*The task*: Scan the data for "CONHECIMENTOS" and copy the lines it appears in.

*Material for this task*:
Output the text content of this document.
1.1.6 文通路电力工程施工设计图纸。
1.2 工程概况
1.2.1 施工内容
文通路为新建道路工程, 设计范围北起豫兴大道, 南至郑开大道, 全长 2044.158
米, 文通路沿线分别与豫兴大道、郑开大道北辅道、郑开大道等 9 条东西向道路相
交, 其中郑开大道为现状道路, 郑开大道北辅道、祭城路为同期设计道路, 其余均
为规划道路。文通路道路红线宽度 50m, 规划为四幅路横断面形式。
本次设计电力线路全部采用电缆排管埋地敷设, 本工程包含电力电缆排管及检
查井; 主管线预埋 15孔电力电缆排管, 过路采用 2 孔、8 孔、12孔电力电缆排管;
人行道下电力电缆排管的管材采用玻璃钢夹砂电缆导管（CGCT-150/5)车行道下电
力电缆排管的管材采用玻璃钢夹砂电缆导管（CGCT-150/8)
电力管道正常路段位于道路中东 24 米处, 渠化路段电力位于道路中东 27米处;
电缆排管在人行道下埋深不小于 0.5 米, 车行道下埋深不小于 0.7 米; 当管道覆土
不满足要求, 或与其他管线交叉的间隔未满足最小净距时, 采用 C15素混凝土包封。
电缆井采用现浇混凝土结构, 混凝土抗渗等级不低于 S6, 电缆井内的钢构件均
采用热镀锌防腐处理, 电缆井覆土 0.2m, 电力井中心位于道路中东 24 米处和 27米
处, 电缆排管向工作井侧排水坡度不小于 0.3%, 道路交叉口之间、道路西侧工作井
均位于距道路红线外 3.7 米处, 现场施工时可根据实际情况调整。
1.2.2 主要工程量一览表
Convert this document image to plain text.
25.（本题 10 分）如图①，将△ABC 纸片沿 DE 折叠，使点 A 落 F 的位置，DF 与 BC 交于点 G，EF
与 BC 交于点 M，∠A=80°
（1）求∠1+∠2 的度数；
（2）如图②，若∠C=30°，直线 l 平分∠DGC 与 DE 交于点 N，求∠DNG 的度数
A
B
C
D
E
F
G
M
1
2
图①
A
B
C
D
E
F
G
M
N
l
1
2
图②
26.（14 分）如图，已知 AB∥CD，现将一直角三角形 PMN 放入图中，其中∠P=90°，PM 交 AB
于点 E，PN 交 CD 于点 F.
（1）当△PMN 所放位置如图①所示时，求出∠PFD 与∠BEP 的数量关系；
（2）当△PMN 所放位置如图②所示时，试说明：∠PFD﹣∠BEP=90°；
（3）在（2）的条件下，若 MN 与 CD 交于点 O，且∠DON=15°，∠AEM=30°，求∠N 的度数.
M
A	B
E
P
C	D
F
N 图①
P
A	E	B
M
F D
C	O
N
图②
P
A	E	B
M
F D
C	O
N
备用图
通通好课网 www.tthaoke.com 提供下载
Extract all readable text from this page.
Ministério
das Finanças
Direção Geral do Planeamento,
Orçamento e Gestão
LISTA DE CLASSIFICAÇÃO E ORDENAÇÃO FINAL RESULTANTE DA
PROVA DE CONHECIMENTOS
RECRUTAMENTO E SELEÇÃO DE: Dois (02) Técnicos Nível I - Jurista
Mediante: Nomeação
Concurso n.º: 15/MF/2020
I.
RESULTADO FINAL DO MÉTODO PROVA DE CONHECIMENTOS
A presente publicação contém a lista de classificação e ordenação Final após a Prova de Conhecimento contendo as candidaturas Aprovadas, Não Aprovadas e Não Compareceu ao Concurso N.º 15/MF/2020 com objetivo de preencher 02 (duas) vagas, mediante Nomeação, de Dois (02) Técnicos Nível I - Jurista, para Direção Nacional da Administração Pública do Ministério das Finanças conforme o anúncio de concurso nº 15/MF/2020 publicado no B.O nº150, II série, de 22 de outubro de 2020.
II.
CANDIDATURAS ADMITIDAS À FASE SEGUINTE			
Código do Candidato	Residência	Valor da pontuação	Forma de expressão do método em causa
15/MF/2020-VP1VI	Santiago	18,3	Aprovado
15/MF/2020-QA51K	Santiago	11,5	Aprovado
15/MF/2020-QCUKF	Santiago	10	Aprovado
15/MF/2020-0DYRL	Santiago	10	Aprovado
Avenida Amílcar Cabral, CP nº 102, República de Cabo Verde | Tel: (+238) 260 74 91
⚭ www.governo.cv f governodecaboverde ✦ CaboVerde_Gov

*Task response*:
PROVA DE CONHECIMENTOS
RESULTADO FINAL DO MÉTODO PROVA DE CONHECIMENTOS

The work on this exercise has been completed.